### WRITTEN EXERCISE
Pictures in the records should not be copied, but every other part must be repeated exactly.
==== RECORDS PROVIDED
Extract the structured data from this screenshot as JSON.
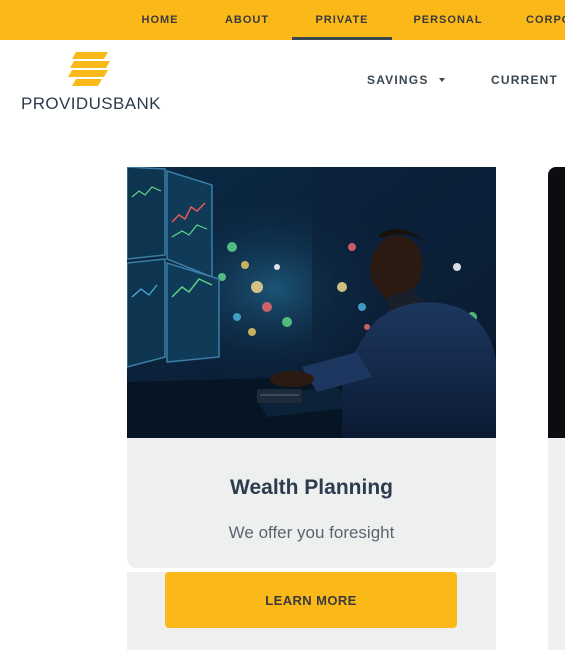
{
  "top_nav": {
    "items": [
      {
        "label": "HOME"
      },
      {
        "label": "ABOUT"
      },
      {
        "label": "PRIVATE",
        "active": true
      },
      {
        "label": "PERSONAL"
      },
      {
        "label": "CORPO"
      }
    ]
  },
  "brand": {
    "name": "PROVIDUSBANK",
    "logo_color": "#fbb919"
  },
  "main_nav": {
    "items": [
      {
        "label": "SAVINGS"
      },
      {
        "label": "CURRENT"
      }
    ]
  },
  "card": {
    "title": "Wealth Planning",
    "subtitle": "We offer you foresight",
    "button_label": "LEARN MORE"
  },
  "colors": {
    "accent": "#fbb919",
    "text_dark": "#2d3b4e",
    "card_bg": "#eef0f0"
  }
}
========
### WORKED ANSWER
Extract the structured data from this screenshot as JSON.
{
  "top_nav": {
    "items": [
      {
        "label": "HOME"
      },
      {
        "label": "ABOUT"
      },
      {
        "label": "PRIVATE",
        "active": true
      },
      {
        "label": "PERSONAL"
      },
      {
        "label": "CORPO"
      }
    ]
  },
  "brand": {
    "name": "PROVIDUSBANK",
    "logo_color": "#fbb919"
  },
  "main_nav": {
    "items": [
      {
        "label": "SAVINGS"
      },
      {
        "label": "CURRENT"
      }
    ]
  },
  "card": {
    "title": "Wealth Planning",
    "subtitle": "We offer you foresight",
    "button_label": "LEARN MORE"
  },
  "colors": {
    "accent": "#fbb919",
    "text_dark": "#2d3b4e",
    "card_bg": "#eef0f0"
  }
}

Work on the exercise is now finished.